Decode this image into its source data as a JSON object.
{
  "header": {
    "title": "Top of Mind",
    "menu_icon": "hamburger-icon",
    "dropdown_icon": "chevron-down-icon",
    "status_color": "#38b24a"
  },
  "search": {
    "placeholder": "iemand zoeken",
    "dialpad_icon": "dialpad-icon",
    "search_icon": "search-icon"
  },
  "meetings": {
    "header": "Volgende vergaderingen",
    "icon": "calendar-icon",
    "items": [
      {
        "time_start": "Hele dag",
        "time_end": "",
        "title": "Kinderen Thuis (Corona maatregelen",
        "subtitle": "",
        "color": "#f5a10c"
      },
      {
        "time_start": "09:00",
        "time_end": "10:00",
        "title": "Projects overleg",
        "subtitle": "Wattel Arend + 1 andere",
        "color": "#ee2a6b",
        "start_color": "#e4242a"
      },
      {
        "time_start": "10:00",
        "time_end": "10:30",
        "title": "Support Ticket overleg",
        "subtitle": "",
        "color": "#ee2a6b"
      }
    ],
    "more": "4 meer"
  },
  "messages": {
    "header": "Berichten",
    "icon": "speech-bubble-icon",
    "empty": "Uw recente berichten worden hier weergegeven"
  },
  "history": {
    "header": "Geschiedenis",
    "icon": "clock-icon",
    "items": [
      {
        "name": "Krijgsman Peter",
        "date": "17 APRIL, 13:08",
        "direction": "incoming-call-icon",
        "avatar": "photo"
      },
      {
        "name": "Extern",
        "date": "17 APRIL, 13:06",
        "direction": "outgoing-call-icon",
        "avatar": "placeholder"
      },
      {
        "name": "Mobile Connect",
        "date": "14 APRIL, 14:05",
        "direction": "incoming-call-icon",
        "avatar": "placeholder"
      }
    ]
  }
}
• • •
EXERCISE
Count every line in the data where the string "APRIL" occurs. Give nothing except the number.

SOLUTION TO THIS PROBLEM
3